All of the data should be repeated exactly; pictures are not part of the copy.
*** Given entries ***
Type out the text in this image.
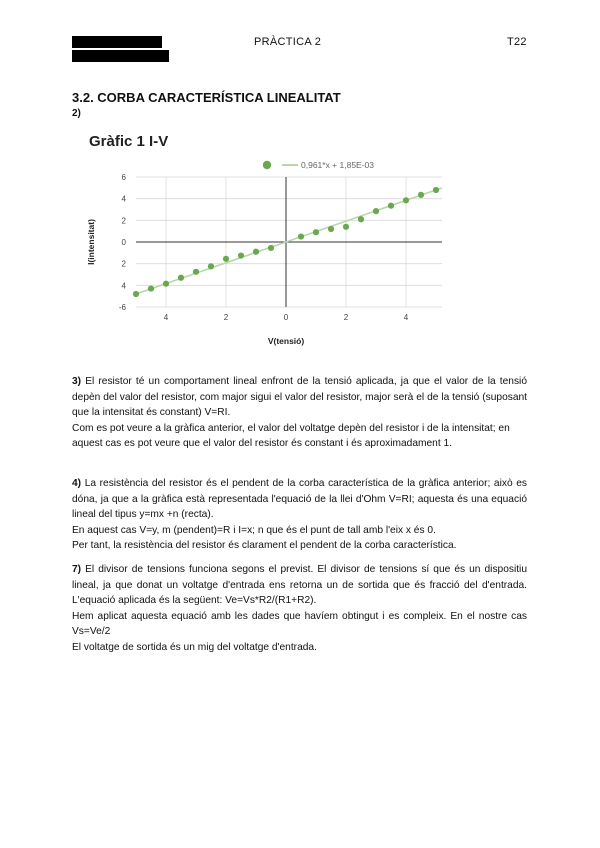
PRÀCTICA 2	T22
3.2. CORBA CARACTERÍSTICA LINEALITAT
2)
Gràfic 1 I-V
6
4
2
0
2
4
-6
4	2	0	2	4
0,961*x + 1,85E-03
V(tensió)
I(intensitat)

3) El resistor té un comportament lineal enfront de la tensió aplicada, ja que el valor de la tensió depèn del valor del resistor, com major sigui el valor del resistor, major serà el de la tensió (suposant que la intensitat és constant) V=RI.

Com es pot veure a la gràfica anterior, el valor del voltatge depèn del resistor i de la intensitat; en aquest cas es pot veure que el valor del resistor és constant i és aproximadament 1.

4) La resistència del resistor és el pendent de la corba característica de la gràfica anterior; això es dóna, ja que a la gràfica està representada l'equació de la llei d'Ohm V=RI; aquesta és una equació lineal del tipus y=mx +n (recta).

En aquest cas V=y, m (pendent)=R i I=x; n que és el punt de tall amb l'eix x és 0.

Per tant, la resistència del resistor és clarament el pendent de la corba característica.

7) El divisor de tensions funciona segons el previst. El divisor de tensions sí que és un dispositiu lineal, ja que donat un voltatge d'entrada ens retorna un de sortida que és fracció del d'entrada. L'equació aplicada és la següent: Ve=Vs*R2/(R1+R2).

Hem aplicat aquesta equació amb les dades que havíem obtingut i es compleix. En el nostre cas Vs=Ve/2

El voltatge de sortida és un mig del voltatge d'entrada.
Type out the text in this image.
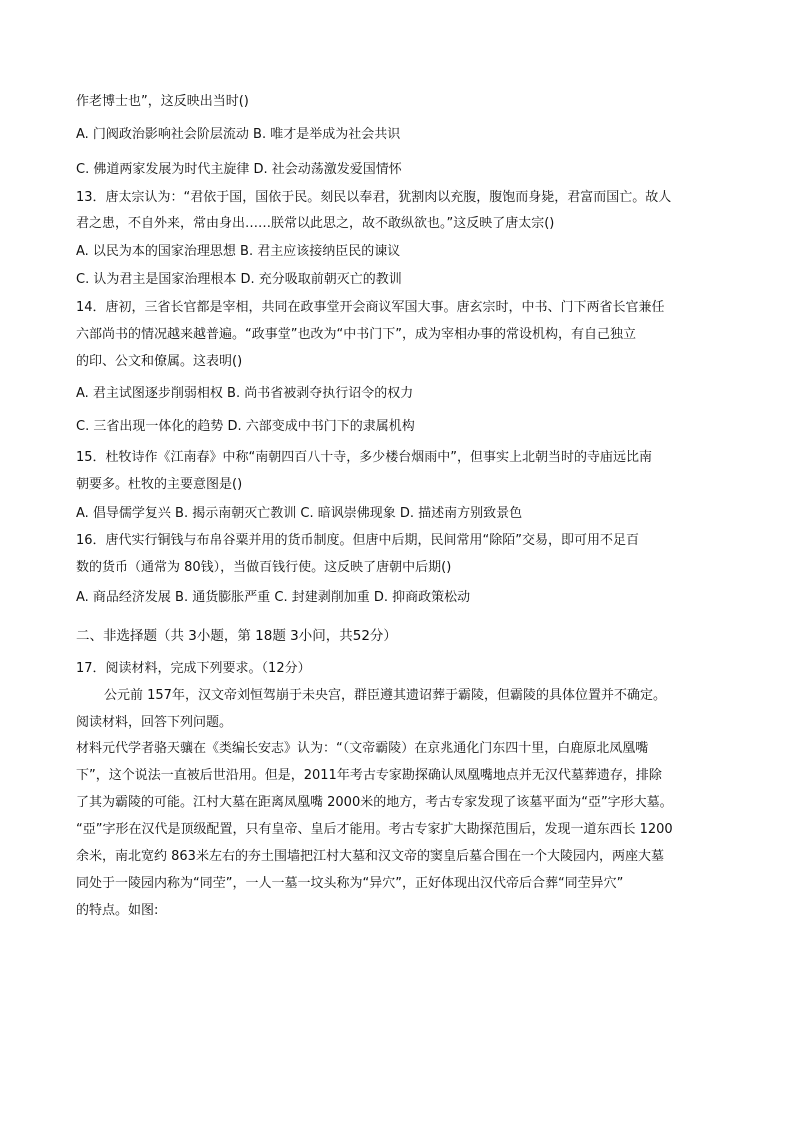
作老博士也”，这反映出当时()
A. 门阀政治影响社会阶层流动 B. 唯才是举成为社会共识
C. 佛道两家发展为时代主旋律 D. 社会动荡激发爱国情怀
13．唐太宗认为：“君依于国，国依于民。刻民以奉君，犹割肉以充腹，腹饱而身毙，君富而国亡。故人
君之患，不自外来，常由身出……朕常以此思之，故不敢纵欲也。”这反映了唐太宗()
A. 以民为本的国家治理思想 B. 君主应该接纳臣民的谏议
C. 认为君主是国家治理根本 D. 充分吸取前朝灭亡的教训
14．唐初，三省长官都是宰相，共同在政事堂开会商议军国大事。唐玄宗时，中书、门下两省长官兼任
六部尚书的情况越来越普遍。“政事堂”也改为“中书门下”，成为宰相办事的常设机构，有自己独立
的印、公文和僚属。这表明()
A. 君主试图逐步削弱相权 B. 尚书省被剥夺执行诏令的权力
C. 三省出现一体化的趋势 D. 六部变成中书门下的隶属机构
15．杜牧诗作《江南春》中称“南朝四百八十寺，多少楼台烟雨中”，但事实上北朝当时的寺庙远比南
朝要多。杜牧的主要意图是()
A. 倡导儒学复兴 B. 揭示南朝灭亡教训 C. 暗讽崇佛现象 D. 描述南方别致景色
16．唐代实行铜钱与布帛谷粟并用的货币制度。但唐中后期，民间常用“除陌”交易，即可用不足百
数的货币（通常为 80钱），当做百钱行使。这反映了唐朝中后期()
A. 商品经济发展 B. 通货膨胀严重 C. 封建剥削加重 D. 抑商政策松动
二、非选择题（共 3小题，第 18题 3小问，共52分）
17．阅读材料，完成下列要求。（12分）
公元前 157年，汉文帝刘恒驾崩于未央宫，群臣遵其遗诏葬于霸陵，但霸陵的具体位置并不确定。
阅读材料，回答下列问题。
材料元代学者骆天骧在《类编长安志》认为：“（文帝霸陵）在京兆通化门东四十里，白鹿原北凤凰嘴
下”，这个说法一直被后世沿用。但是，2011年考古专家勘探确认凤凰嘴地点并无汉代墓葬遗存，排除
了其为霸陵的可能。江村大墓在距离凤凰嘴 2000米的地方，考古专家发现了该墓平面为“亞”字形大墓。
“亞”字形在汉代是顶级配置，只有皇帝、皇后才能用。考古专家扩大勘探范围后，发现一道东西长 1200
余米，南北宽约 863米左右的夯土围墙把江村大墓和汉文帝的窦皇后墓合围在一个大陵园内，两座大墓
同处于一陵园内称为“同茔”，一人一墓一坟头称为“异穴”，正好体现出汉代帝后合葬“同茔异穴”
的特点。如图:
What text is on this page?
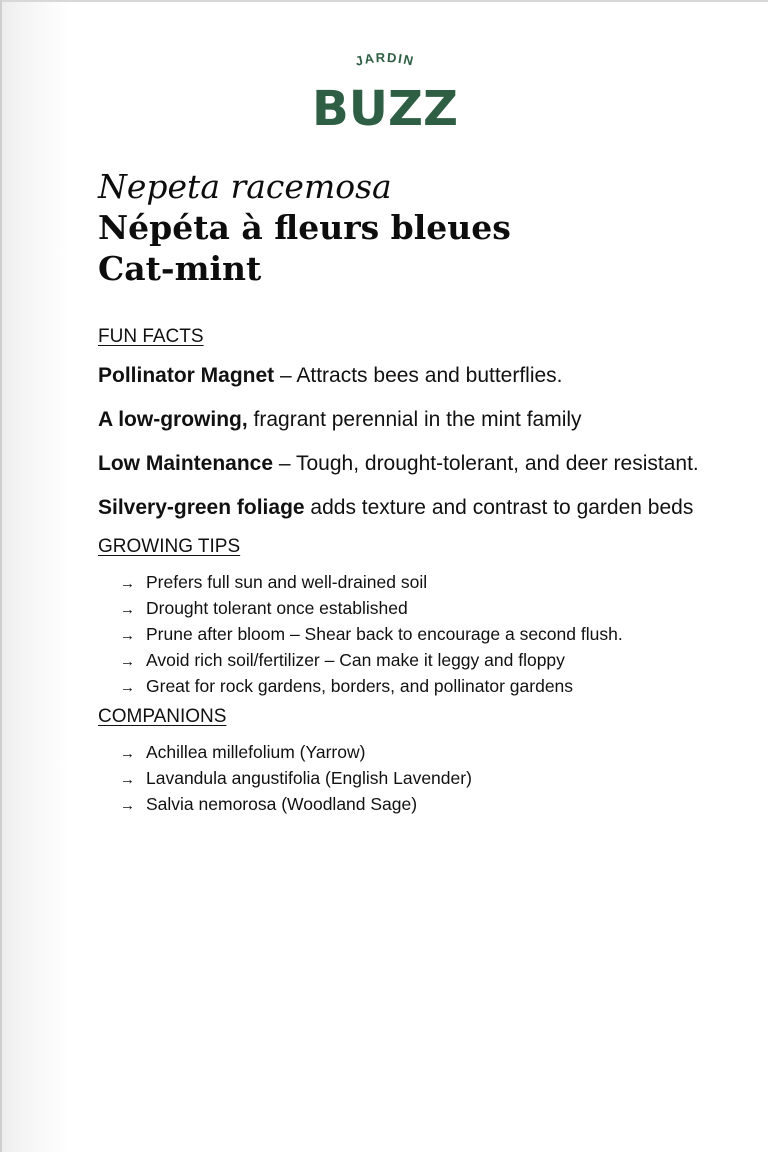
JARDIN
BUZZ
Nepeta racemosa
Népéta à fleurs bleues
Cat-mint
FUN FACTS

Pollinator Magnet – Attracts bees and butterflies.

A low-growing, fragrant perennial in the mint family

Low Maintenance – Tough, drought-tolerant, and deer resistant.

Silvery-green foliage adds texture and contrast to garden beds

GROWING TIPS
→ Prefers full sun and well-drained soil
→ Drought tolerant once established
→ Prune after bloom – Shear back to encourage a second flush.
→ Avoid rich soil/fertilizer – Can make it leggy and floppy
→ Great for rock gardens, borders, and pollinator gardens
COMPANIONS
→ Achillea millefolium (Yarrow)
→ Lavandula angustifolia (English Lavender)
→ Salvia nemorosa (Woodland Sage)
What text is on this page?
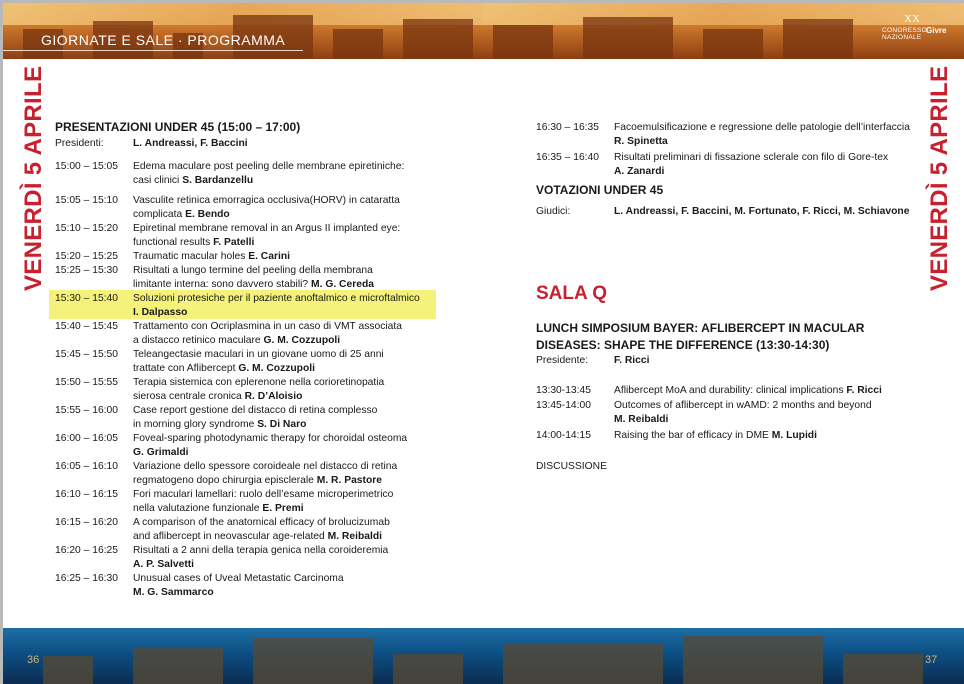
GIORNATE E SALE · PROGRAMMA
VENERDÌ 5 APRILE PRESENTAZIONI UNDER 45 (15:00 – 17:00)
Presidenti:	L. Andreassi, F. Baccini
15:00 – 15:05 Edema maculare post peeling delle membrane epiretiniche:
casi clinici S. Bardanzellu
15:05 – 15:10 Vasculite retinica emorragica occlusiva(HORV) in cataratta
complicata E. Bendo
15:10 – 15:20 Epiretinal membrane removal in an Argus II implanted eye:
functional results F. Patelli
15:20 – 15:25 Traumatic macular holes E. Carini
15:25 – 15:30 Risultati a lungo termine del peeling della membrana
limitante interna: sono davvero stabili? M. G. Cereda
15:30 – 15:40 Soluzioni protesiche per il paziente anoftalmico e microftalmico
I. Dalpasso
15:40 – 15:45 Trattamento con Ocriplasmina in un caso di VMT associata
a distacco retinico maculare G. M. Cozzupoli
15:45 – 15:50 Teleangectasie maculari in un giovane uomo di 25 anni
trattate con Aflibercept G. M. Cozzupoli
15:50 – 15:55 Terapia sistemica con eplerenone nella corioretinopatia
sierosa centrale cronica R. D’Aloisio
15:55 – 16:00 Case report gestione del distacco di retina complesso
in morning glory syndrome S. Di Naro
16:00 – 16:05 Foveal-sparing photodynamic therapy for choroidal osteoma
G. Grimaldi
16:05 – 16:10 Variazione dello spessore coroideale nel distacco di retina
regmatogeno dopo chirurgia episclerale M. R. Pastore
16:10 – 16:15 Fori maculari lamellari: ruolo dell’esame microperimetrico
nella valutazione funzionale E. Premi
16:15 – 16:20 A comparison of the anatomical efficacy of brolucizumab
and aflibercept in neovascular age-related M. Reibaldi
16:20 – 16:25 Risultati a 2 anni della terapia genica nella coroideremia
A. P. Salvetti
16:25 – 16:30 Unusual cases of Uveal Metastatic Carcinoma
M. G. Sammarco
36
XX
CONGRESSO
NAZIONALE
Givre
VENERDÌ 5 APRILE
16:30 – 16:35 Facoemulsificazione e regressione delle patologie dell’interfaccia
R. Spinetta
16:35 – 16:40 Risultati preliminari di fissazione sclerale con filo di Gore-tex
A. Zanardi
VOTAZIONI UNDER 45
Giudici:	L. Andreassi, F. Baccini, M. Fortunato, F. Ricci, M. Schiavone
SALA Q
LUNCH SIMPOSIUM BAYER: AFLIBERCEPT IN MACULAR
DISEASES: SHAPE THE DIFFERENCE (13:30-14:30)
Presidente:	F. Ricci
13:30-13:45 Aflibercept MoA and durability: clinical implications F. Ricci
13:45-14:00 Outcomes of aflibercept in wAMD: 2 months and beyond
M. Reibaldi
14:00-14:15 Raising the bar of efficacy in DME M. Lupidi
DISCUSSIONE
37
***
Solution to this task >>
Type out the text in this image.
PRÀCTICA 2	T22
3.2. CORBA CARACTERÍSTICA LINEALITAT
2)
Gràfic 1 I-V
6
4
2
0
2
4
-6
4	2	0	2	4
0,961*x + 1,85E-03
V(tensió)
I(intensitat)

3) El resistor té un comportament lineal enfront de la tensió aplicada, ja que el valor de la tensió depèn del valor del resistor, com major sigui el valor del resistor, major serà el de la tensió (suposant que la intensitat és constant) V=RI.

Com es pot veure a la gràfica anterior, el valor del voltatge depèn del resistor i de la intensitat; en aquest cas es pot veure que el valor del resistor és constant i és aproximadament 1.

4) La resistència del resistor és el pendent de la corba característica de la gràfica anterior; això es dóna, ja que a la gràfica està representada l'equació de la llei d'Ohm V=RI; aquesta és una equació lineal del tipus y=mx +n (recta).

En aquest cas V=y, m (pendent)=R i I=x; n que és el punt de tall amb l'eix x és 0.

Per tant, la resistència del resistor és clarament el pendent de la corba característica.

7) El divisor de tensions funciona segons el previst. El divisor de tensions sí que és un dispositiu lineal, ja que donat un voltatge d'entrada ens retorna un de sortida que és fracció del d'entrada. L'equació aplicada és la següent: Ve=Vs*R2/(R1+R2).

Hem aplicat aquesta equació amb les dades que havíem obtingut i es compleix. En el nostre cas Vs=Ve/2

El voltatge de sortida és un mig del voltatge d'entrada.
Type out the text in this image.
作老博士也”，这反映出当时()
A. 门阀政治影响社会阶层流动 B. 唯才是举成为社会共识
C. 佛道两家发展为时代主旋律 D. 社会动荡激发爱国情怀
13．唐太宗认为：“君依于国，国依于民。刻民以奉君，犹割肉以充腹，腹饱而身毙，君富而国亡。故人
君之患，不自外来，常由身出……朕常以此思之，故不敢纵欲也。”这反映了唐太宗()
A. 以民为本的国家治理思想 B. 君主应该接纳臣民的谏议
C. 认为君主是国家治理根本 D. 充分吸取前朝灭亡的教训
14．唐初，三省长官都是宰相，共同在政事堂开会商议军国大事。唐玄宗时，中书、门下两省长官兼任
六部尚书的情况越来越普遍。“政事堂”也改为“中书门下”，成为宰相办事的常设机构，有自己独立
的印、公文和僚属。这表明()
A. 君主试图逐步削弱相权 B. 尚书省被剥夺执行诏令的权力
C. 三省出现一体化的趋势 D. 六部变成中书门下的隶属机构
15．杜牧诗作《江南春》中称“南朝四百八十寺，多少楼台烟雨中”，但事实上北朝当时的寺庙远比南
朝要多。杜牧的主要意图是()
A. 倡导儒学复兴 B. 揭示南朝灭亡教训 C. 暗讽崇佛现象 D. 描述南方别致景色
16．唐代实行铜钱与布帛谷粟并用的货币制度。但唐中后期，民间常用“除陌”交易，即可用不足百
数的货币（通常为 80钱），当做百钱行使。这反映了唐朝中后期()
A. 商品经济发展 B. 通货膨胀严重 C. 封建剥削加重 D. 抑商政策松动
二、非选择题（共 3小题，第 18题 3小问，共52分）
17．阅读材料，完成下列要求。（12分）
公元前 157年，汉文帝刘恒驾崩于未央宫，群臣遵其遗诏葬于霸陵，但霸陵的具体位置并不确定。
阅读材料，回答下列问题。
材料元代学者骆天骧在《类编长安志》认为：“（文帝霸陵）在京兆通化门东四十里，白鹿原北凤凰嘴
下”，这个说法一直被后世沿用。但是，2011年考古专家勘探确认凤凰嘴地点并无汉代墓葬遗存，排除
了其为霸陵的可能。江村大墓在距离凤凰嘴 2000米的地方，考古专家发现了该墓平面为“亞”字形大墓。
“亞”字形在汉代是顶级配置，只有皇帝、皇后才能用。考古专家扩大勘探范围后，发现一道东西长 1200
余米，南北宽约 863米左右的夯土围墙把江村大墓和汉文帝的窦皇后墓合围在一个大陵园内，两座大墓
同处于一陵园内称为“同茔”，一人一墓一坟头称为“异穴”，正好体现出汉代帝后合葬“同茔异穴”
的特点。如图:
What text is on this page?
JARDIN
BUZZ
Nepeta racemosa
Népéta à fleurs bleues
Cat-mint
FUN FACTS

Pollinator Magnet – Attracts bees and butterflies.

A low-growing, fragrant perennial in the mint family

Low Maintenance – Tough, drought-tolerant, and deer resistant.

Silvery-green foliage adds texture and contrast to garden beds

GROWING TIPS
→ Prefers full sun and well-drained soil
→ Drought tolerant once established
→ Prune after bloom – Shear back to encourage a second flush.
→ Avoid rich soil/fertilizer – Can make it leggy and floppy
→ Great for rock gardens, borders, and pollinator gardens
COMPANIONS
→ Achillea millefolium (Yarrow)
→ Lavandula angustifolia (English Lavender)
→ Salvia nemorosa (Woodland Sage)
What text is on this page?
GIORNATE E SALE · PROGRAMMA
VENERDÌ 5 APRILE PRESENTAZIONI UNDER 45 (15:00 – 17:00)
Presidenti:	L. Andreassi, F. Baccini
15:00 – 15:05 Edema maculare post peeling delle membrane epiretiniche:
casi clinici S. Bardanzellu
15:05 – 15:10 Vasculite retinica emorragica occlusiva(HORV) in cataratta
complicata E. Bendo
15:10 – 15:20 Epiretinal membrane removal in an Argus II implanted eye:
functional results F. Patelli
15:20 – 15:25 Traumatic macular holes E. Carini
15:25 – 15:30 Risultati a lungo termine del peeling della membrana
limitante interna: sono davvero stabili? M. G. Cereda
15:30 – 15:40 Soluzioni protesiche per il paziente anoftalmico e microftalmico
I. Dalpasso
15:40 – 15:45 Trattamento con Ocriplasmina in un caso di VMT associata
a distacco retinico maculare G. M. Cozzupoli
15:45 – 15:50 Teleangectasie maculari in un giovane uomo di 25 anni
trattate con Aflibercept G. M. Cozzupoli
15:50 – 15:55 Terapia sistemica con eplerenone nella corioretinopatia
sierosa centrale cronica R. D’Aloisio
15:55 – 16:00 Case report gestione del distacco di retina complesso
in morning glory syndrome S. Di Naro
16:00 – 16:05 Foveal-sparing photodynamic therapy for choroidal osteoma
G. Grimaldi
16:05 – 16:10 Variazione dello spessore coroideale nel distacco di retina
regmatogeno dopo chirurgia episclerale M. R. Pastore
16:10 – 16:15 Fori maculari lamellari: ruolo dell’esame microperimetrico
nella valutazione funzionale E. Premi
16:15 – 16:20 A comparison of the anatomical efficacy of brolucizumab
and aflibercept in neovascular age-related M. Reibaldi
16:20 – 16:25 Risultati a 2 anni della terapia genica nella coroideremia
A. P. Salvetti
16:25 – 16:30 Unusual cases of Uveal Metastatic Carcinoma
M. G. Sammarco
36
XX
CONGRESSO
NAZIONALE
Givre
VENERDÌ 5 APRILE
16:30 – 16:35 Facoemulsificazione e regressione delle patologie dell’interfaccia
R. Spinetta
16:35 – 16:40 Risultati preliminari di fissazione sclerale con filo di Gore-tex
A. Zanardi
VOTAZIONI UNDER 45
Giudici:	L. Andreassi, F. Baccini, M. Fortunato, F. Ricci, M. Schiavone
SALA Q
LUNCH SIMPOSIUM BAYER: AFLIBERCEPT IN MACULAR
DISEASES: SHAPE THE DIFFERENCE (13:30-14:30)
Presidente:	F. Ricci
13:30-13:45 Aflibercept MoA and durability: clinical implications F. Ricci
13:45-14:00 Outcomes of aflibercept in wAMD: 2 months and beyond
M. Reibaldi
14:00-14:15 Raising the bar of efficacy in DME M. Lupidi
DISCUSSIONE
37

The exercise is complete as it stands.